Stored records

———

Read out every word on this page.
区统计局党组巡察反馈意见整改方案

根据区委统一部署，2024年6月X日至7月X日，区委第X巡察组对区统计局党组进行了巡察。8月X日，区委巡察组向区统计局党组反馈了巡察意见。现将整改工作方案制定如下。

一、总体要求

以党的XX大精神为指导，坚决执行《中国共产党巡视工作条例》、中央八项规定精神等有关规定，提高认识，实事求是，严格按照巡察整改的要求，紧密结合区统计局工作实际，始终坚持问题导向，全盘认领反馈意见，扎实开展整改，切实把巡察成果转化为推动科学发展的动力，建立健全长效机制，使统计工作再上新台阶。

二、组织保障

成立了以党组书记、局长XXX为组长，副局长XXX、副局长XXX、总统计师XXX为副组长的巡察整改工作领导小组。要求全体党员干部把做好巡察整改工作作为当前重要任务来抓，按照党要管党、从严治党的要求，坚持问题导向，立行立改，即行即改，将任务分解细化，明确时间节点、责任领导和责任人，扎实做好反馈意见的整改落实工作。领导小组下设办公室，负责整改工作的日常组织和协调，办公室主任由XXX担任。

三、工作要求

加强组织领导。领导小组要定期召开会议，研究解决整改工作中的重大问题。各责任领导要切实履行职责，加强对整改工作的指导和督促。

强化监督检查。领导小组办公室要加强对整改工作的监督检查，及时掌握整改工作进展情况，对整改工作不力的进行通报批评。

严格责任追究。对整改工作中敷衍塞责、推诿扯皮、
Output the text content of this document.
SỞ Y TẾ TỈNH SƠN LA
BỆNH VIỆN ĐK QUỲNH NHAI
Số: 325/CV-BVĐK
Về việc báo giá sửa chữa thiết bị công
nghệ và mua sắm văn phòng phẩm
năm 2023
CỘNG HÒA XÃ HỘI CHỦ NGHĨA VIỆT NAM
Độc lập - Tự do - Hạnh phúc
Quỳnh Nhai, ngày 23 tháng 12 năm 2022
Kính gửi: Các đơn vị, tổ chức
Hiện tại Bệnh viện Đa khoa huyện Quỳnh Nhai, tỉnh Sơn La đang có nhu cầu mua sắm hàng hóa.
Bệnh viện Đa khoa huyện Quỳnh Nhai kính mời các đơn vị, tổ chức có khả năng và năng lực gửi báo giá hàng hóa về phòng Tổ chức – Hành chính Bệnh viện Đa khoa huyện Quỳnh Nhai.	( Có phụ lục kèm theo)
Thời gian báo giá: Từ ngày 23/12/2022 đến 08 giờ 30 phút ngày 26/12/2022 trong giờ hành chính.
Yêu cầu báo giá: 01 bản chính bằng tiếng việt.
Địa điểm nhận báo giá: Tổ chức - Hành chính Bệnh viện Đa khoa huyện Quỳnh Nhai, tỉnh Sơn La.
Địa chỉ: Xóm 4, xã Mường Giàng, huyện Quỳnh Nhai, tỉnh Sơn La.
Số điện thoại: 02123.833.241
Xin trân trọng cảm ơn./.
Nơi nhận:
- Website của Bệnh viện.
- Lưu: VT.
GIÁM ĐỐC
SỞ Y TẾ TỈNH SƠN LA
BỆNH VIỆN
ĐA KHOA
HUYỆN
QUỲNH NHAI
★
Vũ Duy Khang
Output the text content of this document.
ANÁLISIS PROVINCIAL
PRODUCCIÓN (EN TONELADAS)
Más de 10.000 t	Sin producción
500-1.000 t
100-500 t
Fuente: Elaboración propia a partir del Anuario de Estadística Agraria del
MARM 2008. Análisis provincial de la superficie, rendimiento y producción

———

* Written instruction *
The records above need to be transcribed in full. Keep every character unchanged.

* Solution to this exercise *
Read out every word on this page.
区统计局党组巡察反馈意见整改方案

根据区委统一部署，2024年6月X日至7月X日，区委第X巡察组对区统计局党组进行了巡察。8月X日，区委巡察组向区统计局党组反馈了巡察意见。现将整改工作方案制定如下。

一、总体要求

以党的XX大精神为指导，坚决执行《中国共产党巡视工作条例》、中央八项规定精神等有关规定，提高认识，实事求是，严格按照巡察整改的要求，紧密结合区统计局工作实际，始终坚持问题导向，全盘认领反馈意见，扎实开展整改，切实把巡察成果转化为推动科学发展的动力，建立健全长效机制，使统计工作再上新台阶。

二、组织保障

成立了以党组书记、局长XXX为组长，副局长XXX、副局长XXX、总统计师XXX为副组长的巡察整改工作领导小组。要求全体党员干部把做好巡察整改工作作为当前重要任务来抓，按照党要管党、从严治党的要求，坚持问题导向，立行立改，即行即改，将任务分解细化，明确时间节点、责任领导和责任人，扎实做好反馈意见的整改落实工作。领导小组下设办公室，负责整改工作的日常组织和协调，办公室主任由XXX担任。

三、工作要求

加强组织领导。领导小组要定期召开会议，研究解决整改工作中的重大问题。各责任领导要切实履行职责，加强对整改工作的指导和督促。

强化监督检查。领导小组办公室要加强对整改工作的监督检查，及时掌握整改工作进展情况，对整改工作不力的进行通报批评。

严格责任追究。对整改工作中敷衍塞责、推诿扯皮、
Output the text content of this document.
SỞ Y TẾ TỈNH SƠN LA
BỆNH VIỆN ĐK QUỲNH NHAI
Số: 325/CV-BVĐK
Về việc báo giá sửa chữa thiết bị công
nghệ và mua sắm văn phòng phẩm
năm 2023
CỘNG HÒA XÃ HỘI CHỦ NGHĨA VIỆT NAM
Độc lập - Tự do - Hạnh phúc
Quỳnh Nhai, ngày 23 tháng 12 năm 2022
Kính gửi: Các đơn vị, tổ chức
Hiện tại Bệnh viện Đa khoa huyện Quỳnh Nhai, tỉnh Sơn La đang có nhu cầu mua sắm hàng hóa.
Bệnh viện Đa khoa huyện Quỳnh Nhai kính mời các đơn vị, tổ chức có khả năng và năng lực gửi báo giá hàng hóa về phòng Tổ chức – Hành chính Bệnh viện Đa khoa huyện Quỳnh Nhai.	( Có phụ lục kèm theo)
Thời gian báo giá: Từ ngày 23/12/2022 đến 08 giờ 30 phút ngày 26/12/2022 trong giờ hành chính.
Yêu cầu báo giá: 01 bản chính bằng tiếng việt.
Địa điểm nhận báo giá: Tổ chức - Hành chính Bệnh viện Đa khoa huyện Quỳnh Nhai, tỉnh Sơn La.
Địa chỉ: Xóm 4, xã Mường Giàng, huyện Quỳnh Nhai, tỉnh Sơn La.
Số điện thoại: 02123.833.241
Xin trân trọng cảm ơn./.
Nơi nhận:
- Website của Bệnh viện.
- Lưu: VT.
GIÁM ĐỐC
SỞ Y TẾ TỈNH SƠN LA
BỆNH VIỆN
ĐA KHOA
HUYỆN
QUỲNH NHAI
★
Vũ Duy Khang
Output the text content of this document.
ANÁLISIS PROVINCIAL
PRODUCCIÓN (EN TONELADAS)
Más de 10.000 t	Sin producción
500-1.000 t
100-500 t
Fuente: Elaboración propia a partir del Anuario de Estadística Agraria del
MARM 2008. Análisis provincial de la superficie, rendimiento y producción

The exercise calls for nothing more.